▶ Your instructions:
What follows is a listing. Return every line of it exactly.

▶ Dataset rows:
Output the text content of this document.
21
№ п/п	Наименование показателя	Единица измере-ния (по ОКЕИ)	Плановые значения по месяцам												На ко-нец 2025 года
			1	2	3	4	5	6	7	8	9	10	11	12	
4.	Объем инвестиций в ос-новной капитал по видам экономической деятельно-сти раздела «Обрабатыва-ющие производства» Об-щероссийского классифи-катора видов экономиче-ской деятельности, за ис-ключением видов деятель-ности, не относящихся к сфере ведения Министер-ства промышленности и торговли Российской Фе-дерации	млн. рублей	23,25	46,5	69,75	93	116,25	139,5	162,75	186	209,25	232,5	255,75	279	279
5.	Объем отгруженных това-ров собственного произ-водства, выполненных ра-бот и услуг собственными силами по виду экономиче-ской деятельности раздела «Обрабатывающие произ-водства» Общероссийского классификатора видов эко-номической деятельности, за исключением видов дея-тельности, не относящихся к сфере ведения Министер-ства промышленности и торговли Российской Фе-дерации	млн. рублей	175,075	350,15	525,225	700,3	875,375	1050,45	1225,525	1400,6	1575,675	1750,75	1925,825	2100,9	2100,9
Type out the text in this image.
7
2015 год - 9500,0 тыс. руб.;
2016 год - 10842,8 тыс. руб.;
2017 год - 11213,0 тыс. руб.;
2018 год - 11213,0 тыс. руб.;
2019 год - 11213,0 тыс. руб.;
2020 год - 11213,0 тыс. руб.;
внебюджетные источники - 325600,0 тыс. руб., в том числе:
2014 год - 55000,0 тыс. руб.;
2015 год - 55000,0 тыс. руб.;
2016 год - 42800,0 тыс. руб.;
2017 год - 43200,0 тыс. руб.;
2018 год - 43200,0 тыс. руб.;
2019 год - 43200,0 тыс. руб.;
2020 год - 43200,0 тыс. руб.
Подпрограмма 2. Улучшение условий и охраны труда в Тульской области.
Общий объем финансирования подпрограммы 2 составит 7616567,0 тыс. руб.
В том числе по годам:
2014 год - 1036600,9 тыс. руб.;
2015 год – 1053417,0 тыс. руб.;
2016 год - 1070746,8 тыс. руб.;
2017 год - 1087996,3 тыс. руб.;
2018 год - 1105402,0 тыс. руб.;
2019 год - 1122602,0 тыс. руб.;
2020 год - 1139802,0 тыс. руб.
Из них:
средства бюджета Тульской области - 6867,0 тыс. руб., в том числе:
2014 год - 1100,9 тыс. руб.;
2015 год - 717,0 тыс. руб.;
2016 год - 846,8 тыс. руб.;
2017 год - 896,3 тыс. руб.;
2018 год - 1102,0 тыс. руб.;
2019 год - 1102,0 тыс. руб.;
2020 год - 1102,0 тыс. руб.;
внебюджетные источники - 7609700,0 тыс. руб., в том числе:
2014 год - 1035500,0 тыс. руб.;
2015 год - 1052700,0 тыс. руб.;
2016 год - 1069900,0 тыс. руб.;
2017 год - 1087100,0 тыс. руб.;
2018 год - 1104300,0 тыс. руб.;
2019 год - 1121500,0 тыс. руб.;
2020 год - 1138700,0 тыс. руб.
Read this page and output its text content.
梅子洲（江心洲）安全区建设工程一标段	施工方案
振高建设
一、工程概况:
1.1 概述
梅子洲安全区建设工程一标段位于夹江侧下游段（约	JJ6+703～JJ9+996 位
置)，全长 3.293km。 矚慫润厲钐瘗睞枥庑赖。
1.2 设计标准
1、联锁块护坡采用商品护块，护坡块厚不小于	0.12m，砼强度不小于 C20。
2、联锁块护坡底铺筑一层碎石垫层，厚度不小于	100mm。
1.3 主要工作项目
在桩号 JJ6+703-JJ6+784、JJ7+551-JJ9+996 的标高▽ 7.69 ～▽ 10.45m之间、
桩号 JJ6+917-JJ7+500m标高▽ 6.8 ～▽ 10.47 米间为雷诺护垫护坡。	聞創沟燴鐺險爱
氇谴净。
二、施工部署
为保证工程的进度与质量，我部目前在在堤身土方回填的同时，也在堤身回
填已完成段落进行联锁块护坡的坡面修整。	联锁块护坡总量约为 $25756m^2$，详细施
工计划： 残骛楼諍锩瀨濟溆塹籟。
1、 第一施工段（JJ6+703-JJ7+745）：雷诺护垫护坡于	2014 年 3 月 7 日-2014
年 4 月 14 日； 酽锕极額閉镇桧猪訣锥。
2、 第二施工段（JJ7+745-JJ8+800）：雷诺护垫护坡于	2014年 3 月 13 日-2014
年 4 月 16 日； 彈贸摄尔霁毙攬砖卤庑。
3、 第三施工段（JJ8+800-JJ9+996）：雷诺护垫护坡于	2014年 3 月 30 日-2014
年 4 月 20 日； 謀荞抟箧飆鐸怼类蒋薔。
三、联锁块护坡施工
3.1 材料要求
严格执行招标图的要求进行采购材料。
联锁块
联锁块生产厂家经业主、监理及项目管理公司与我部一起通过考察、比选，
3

▶ Written response:
Output the text content of this document.
21
№ п/п	Наименование показателя	Единица измере-ния (по ОКЕИ)	Плановые значения по месяцам												На ко-нец 2025 года
			1	2	3	4	5	6	7	8	9	10	11	12	
4.	Объем инвестиций в ос-новной капитал по видам экономической деятельно-сти раздела «Обрабатыва-ющие производства» Об-щероссийского классифи-катора видов экономиче-ской деятельности, за ис-ключением видов деятель-ности, не относящихся к сфере ведения Министер-ства промышленности и торговли Российской Фе-дерации	млн. рублей	23,25	46,5	69,75	93	116,25	139,5	162,75	186	209,25	232,5	255,75	279	279
5.	Объем отгруженных това-ров собственного произ-водства, выполненных ра-бот и услуг собственными силами по виду экономиче-ской деятельности раздела «Обрабатывающие произ-водства» Общероссийского классификатора видов эко-номической деятельности, за исключением видов дея-тельности, не относящихся к сфере ведения Министер-ства промышленности и торговли Российской Фе-дерации	млн. рублей	175,075	350,15	525,225	700,3	875,375	1050,45	1225,525	1400,6	1575,675	1750,75	1925,825	2100,9	2100,9
Type out the text in this image.
7
2015 год - 9500,0 тыс. руб.;
2016 год - 10842,8 тыс. руб.;
2017 год - 11213,0 тыс. руб.;
2018 год - 11213,0 тыс. руб.;
2019 год - 11213,0 тыс. руб.;
2020 год - 11213,0 тыс. руб.;
внебюджетные источники - 325600,0 тыс. руб., в том числе:
2014 год - 55000,0 тыс. руб.;
2015 год - 55000,0 тыс. руб.;
2016 год - 42800,0 тыс. руб.;
2017 год - 43200,0 тыс. руб.;
2018 год - 43200,0 тыс. руб.;
2019 год - 43200,0 тыс. руб.;
2020 год - 43200,0 тыс. руб.
Подпрограмма 2. Улучшение условий и охраны труда в Тульской области.
Общий объем финансирования подпрограммы 2 составит 7616567,0 тыс. руб.
В том числе по годам:
2014 год - 1036600,9 тыс. руб.;
2015 год – 1053417,0 тыс. руб.;
2016 год - 1070746,8 тыс. руб.;
2017 год - 1087996,3 тыс. руб.;
2018 год - 1105402,0 тыс. руб.;
2019 год - 1122602,0 тыс. руб.;
2020 год - 1139802,0 тыс. руб.
Из них:
средства бюджета Тульской области - 6867,0 тыс. руб., в том числе:
2014 год - 1100,9 тыс. руб.;
2015 год - 717,0 тыс. руб.;
2016 год - 846,8 тыс. руб.;
2017 год - 896,3 тыс. руб.;
2018 год - 1102,0 тыс. руб.;
2019 год - 1102,0 тыс. руб.;
2020 год - 1102,0 тыс. руб.;
внебюджетные источники - 7609700,0 тыс. руб., в том числе:
2014 год - 1035500,0 тыс. руб.;
2015 год - 1052700,0 тыс. руб.;
2016 год - 1069900,0 тыс. руб.;
2017 год - 1087100,0 тыс. руб.;
2018 год - 1104300,0 тыс. руб.;
2019 год - 1121500,0 тыс. руб.;
2020 год - 1138700,0 тыс. руб.
Read this page and output its text content.
梅子洲（江心洲）安全区建设工程一标段	施工方案
振高建设
一、工程概况:
1.1 概述
梅子洲安全区建设工程一标段位于夹江侧下游段（约	JJ6+703～JJ9+996 位
置)，全长 3.293km。 矚慫润厲钐瘗睞枥庑赖。
1.2 设计标准
1、联锁块护坡采用商品护块，护坡块厚不小于	0.12m，砼强度不小于 C20。
2、联锁块护坡底铺筑一层碎石垫层，厚度不小于	100mm。
1.3 主要工作项目
在桩号 JJ6+703-JJ6+784、JJ7+551-JJ9+996 的标高▽ 7.69 ～▽ 10.45m之间、
桩号 JJ6+917-JJ7+500m标高▽ 6.8 ～▽ 10.47 米间为雷诺护垫护坡。	聞創沟燴鐺險爱
氇谴净。
二、施工部署
为保证工程的进度与质量，我部目前在在堤身土方回填的同时，也在堤身回
填已完成段落进行联锁块护坡的坡面修整。	联锁块护坡总量约为 $25756m^2$，详细施
工计划： 残骛楼諍锩瀨濟溆塹籟。
1、 第一施工段（JJ6+703-JJ7+745）：雷诺护垫护坡于	2014 年 3 月 7 日-2014
年 4 月 14 日； 酽锕极額閉镇桧猪訣锥。
2、 第二施工段（JJ7+745-JJ8+800）：雷诺护垫护坡于	2014年 3 月 13 日-2014
年 4 月 16 日； 彈贸摄尔霁毙攬砖卤庑。
3、 第三施工段（JJ8+800-JJ9+996）：雷诺护垫护坡于	2014年 3 月 30 日-2014
年 4 月 20 日； 謀荞抟箧飆鐸怼类蒋薔。
三、联锁块护坡施工
3.1 材料要求
严格执行招标图的要求进行采购材料。
联锁块
联锁块生产厂家经业主、监理及项目管理公司与我部一起通过考察、比选，
3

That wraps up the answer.